* BEGIN MATERIAL TO PROCESS *

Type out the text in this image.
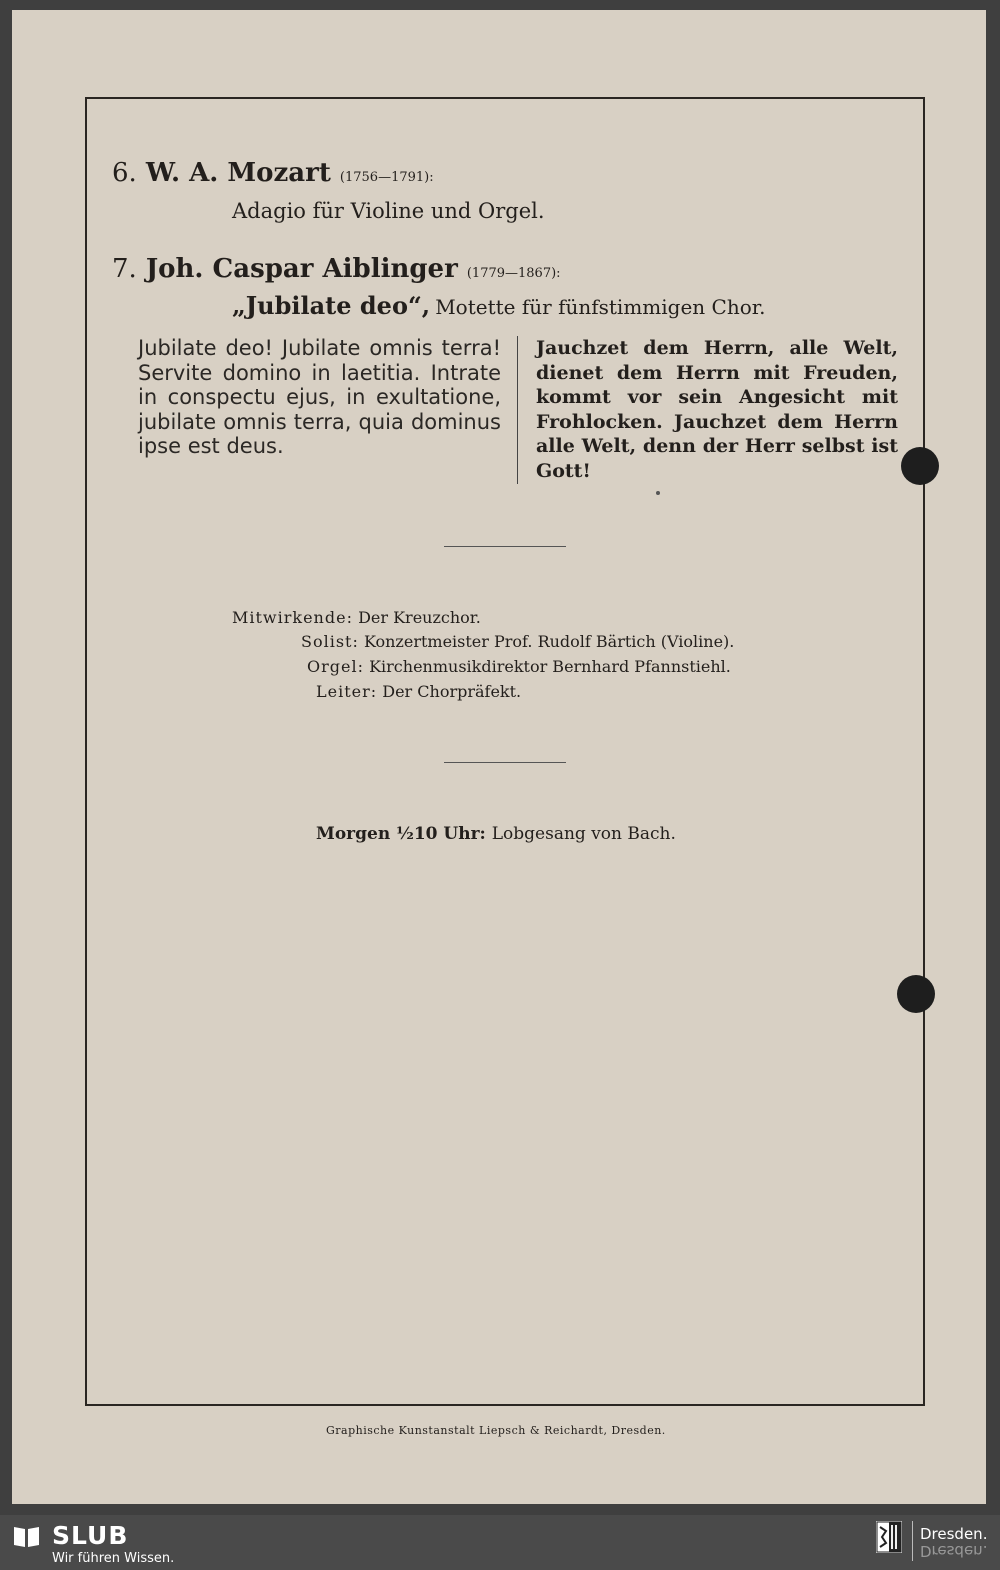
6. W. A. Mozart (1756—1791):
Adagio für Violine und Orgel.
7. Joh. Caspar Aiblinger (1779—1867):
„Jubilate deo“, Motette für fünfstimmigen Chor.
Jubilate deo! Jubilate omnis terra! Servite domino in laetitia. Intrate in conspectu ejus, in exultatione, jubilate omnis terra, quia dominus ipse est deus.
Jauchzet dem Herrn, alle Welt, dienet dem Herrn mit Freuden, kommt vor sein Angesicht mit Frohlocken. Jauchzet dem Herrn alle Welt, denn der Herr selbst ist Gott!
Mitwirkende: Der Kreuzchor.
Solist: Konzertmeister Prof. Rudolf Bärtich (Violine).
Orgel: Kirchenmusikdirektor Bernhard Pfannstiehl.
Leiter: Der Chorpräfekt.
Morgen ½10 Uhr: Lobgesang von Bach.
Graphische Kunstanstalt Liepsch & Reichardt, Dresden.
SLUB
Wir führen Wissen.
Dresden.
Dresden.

* END MATERIAL TO PROCESS *
* BEGIN MATERIAL TO PROCESS *

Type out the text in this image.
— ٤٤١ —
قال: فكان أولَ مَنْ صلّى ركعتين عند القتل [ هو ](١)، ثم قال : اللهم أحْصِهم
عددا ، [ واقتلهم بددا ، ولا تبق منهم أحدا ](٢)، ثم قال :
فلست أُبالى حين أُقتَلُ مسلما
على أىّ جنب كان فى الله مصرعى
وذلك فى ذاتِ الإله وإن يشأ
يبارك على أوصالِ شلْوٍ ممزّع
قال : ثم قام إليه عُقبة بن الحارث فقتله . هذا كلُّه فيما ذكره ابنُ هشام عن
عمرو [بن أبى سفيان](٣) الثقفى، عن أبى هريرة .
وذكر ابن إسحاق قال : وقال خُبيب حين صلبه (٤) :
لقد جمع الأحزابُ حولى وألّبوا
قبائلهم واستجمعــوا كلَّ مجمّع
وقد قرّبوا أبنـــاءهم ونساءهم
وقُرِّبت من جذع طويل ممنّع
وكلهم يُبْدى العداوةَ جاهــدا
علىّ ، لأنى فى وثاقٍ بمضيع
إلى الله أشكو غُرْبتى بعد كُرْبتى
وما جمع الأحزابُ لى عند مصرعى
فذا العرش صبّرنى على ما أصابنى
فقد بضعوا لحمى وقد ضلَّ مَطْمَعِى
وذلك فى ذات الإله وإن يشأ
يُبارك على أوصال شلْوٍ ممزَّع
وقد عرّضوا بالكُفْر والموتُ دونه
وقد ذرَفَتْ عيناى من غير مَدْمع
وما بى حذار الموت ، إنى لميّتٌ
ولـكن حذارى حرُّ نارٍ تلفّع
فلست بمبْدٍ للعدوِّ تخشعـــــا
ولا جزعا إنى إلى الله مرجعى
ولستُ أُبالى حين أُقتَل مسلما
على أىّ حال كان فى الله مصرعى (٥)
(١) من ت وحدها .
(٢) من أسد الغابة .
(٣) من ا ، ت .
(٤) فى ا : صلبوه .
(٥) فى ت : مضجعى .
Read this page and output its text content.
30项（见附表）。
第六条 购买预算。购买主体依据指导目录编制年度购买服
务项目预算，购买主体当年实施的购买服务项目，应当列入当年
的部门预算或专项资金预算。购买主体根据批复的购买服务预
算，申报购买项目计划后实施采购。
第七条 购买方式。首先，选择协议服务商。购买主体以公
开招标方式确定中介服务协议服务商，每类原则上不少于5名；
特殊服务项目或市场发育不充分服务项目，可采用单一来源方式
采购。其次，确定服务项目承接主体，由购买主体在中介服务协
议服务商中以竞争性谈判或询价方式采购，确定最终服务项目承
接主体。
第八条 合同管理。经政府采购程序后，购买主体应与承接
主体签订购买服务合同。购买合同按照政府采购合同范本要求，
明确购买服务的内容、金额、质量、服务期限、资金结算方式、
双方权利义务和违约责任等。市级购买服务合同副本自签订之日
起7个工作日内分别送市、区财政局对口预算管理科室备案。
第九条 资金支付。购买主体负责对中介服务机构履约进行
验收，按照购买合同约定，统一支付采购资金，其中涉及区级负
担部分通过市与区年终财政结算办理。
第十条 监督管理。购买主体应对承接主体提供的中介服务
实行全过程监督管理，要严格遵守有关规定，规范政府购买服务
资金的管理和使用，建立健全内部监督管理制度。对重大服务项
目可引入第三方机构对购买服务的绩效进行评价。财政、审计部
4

* END MATERIAL TO PROCESS *
* BEGIN MATERIAL TO PROCESS *

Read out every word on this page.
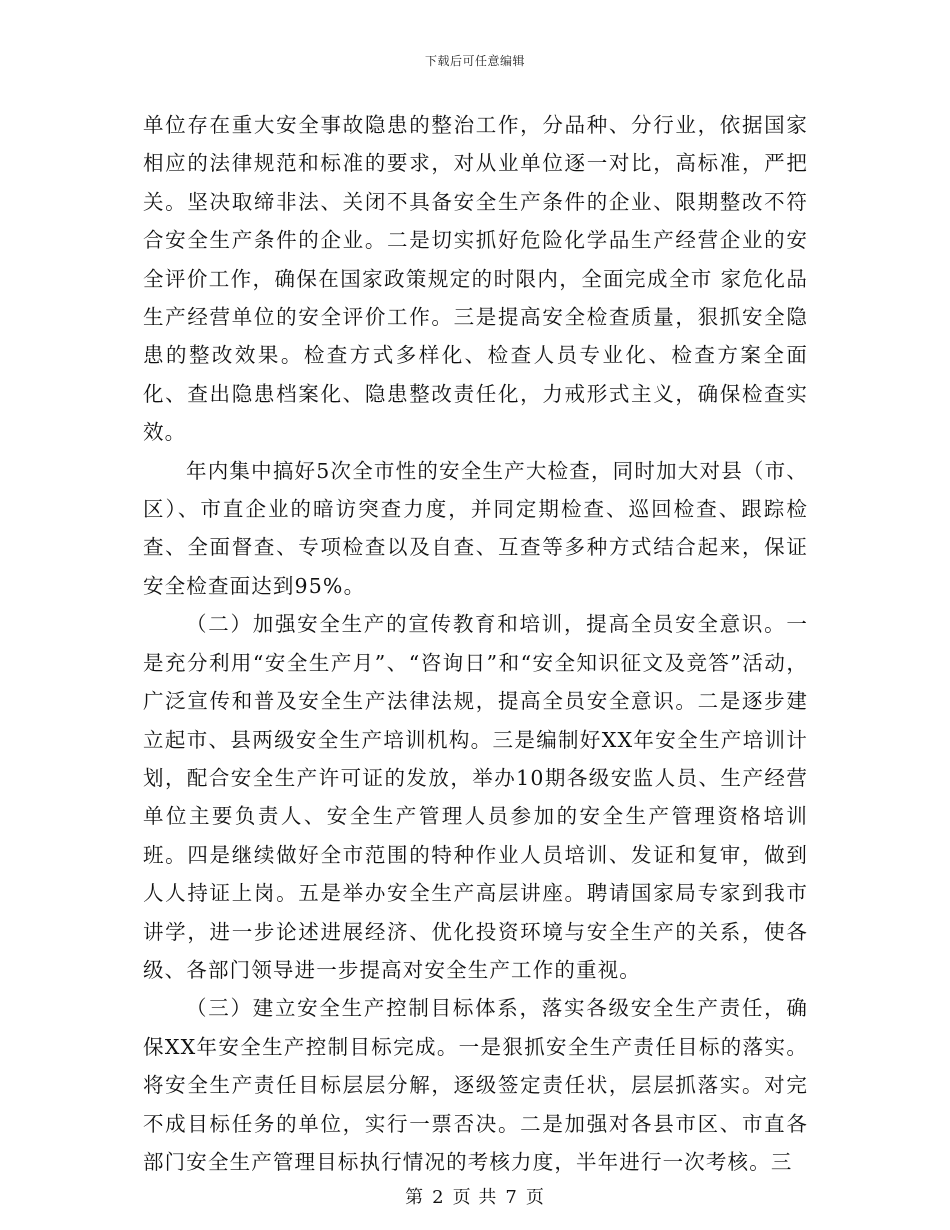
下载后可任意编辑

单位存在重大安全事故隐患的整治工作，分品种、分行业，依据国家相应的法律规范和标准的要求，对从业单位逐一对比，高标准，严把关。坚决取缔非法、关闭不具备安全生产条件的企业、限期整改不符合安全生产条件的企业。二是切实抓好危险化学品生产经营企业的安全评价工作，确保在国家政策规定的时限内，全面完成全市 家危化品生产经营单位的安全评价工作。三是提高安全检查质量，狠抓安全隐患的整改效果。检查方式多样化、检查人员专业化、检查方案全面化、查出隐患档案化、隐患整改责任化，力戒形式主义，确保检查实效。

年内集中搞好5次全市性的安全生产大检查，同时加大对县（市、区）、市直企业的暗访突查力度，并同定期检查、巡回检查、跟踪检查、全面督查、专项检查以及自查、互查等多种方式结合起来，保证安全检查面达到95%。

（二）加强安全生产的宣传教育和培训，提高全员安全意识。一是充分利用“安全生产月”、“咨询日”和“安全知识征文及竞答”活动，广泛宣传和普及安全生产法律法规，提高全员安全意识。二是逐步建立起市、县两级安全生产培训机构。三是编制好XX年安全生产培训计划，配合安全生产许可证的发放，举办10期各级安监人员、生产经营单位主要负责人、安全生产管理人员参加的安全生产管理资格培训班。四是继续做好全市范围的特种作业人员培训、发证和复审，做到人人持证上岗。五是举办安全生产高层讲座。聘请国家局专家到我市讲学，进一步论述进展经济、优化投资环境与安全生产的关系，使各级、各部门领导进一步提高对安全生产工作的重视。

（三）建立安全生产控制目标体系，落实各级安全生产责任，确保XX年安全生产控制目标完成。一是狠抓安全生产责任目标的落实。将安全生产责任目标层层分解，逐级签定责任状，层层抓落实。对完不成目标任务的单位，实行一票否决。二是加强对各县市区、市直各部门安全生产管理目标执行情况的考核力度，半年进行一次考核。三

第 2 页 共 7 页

* END MATERIAL TO PROCESS *

* **WHAT TO PRODUCE**
Extract every line above that contains the word "Read".

* **TASK RESULT**
Read this page and output its text content.
Read out every word on this page.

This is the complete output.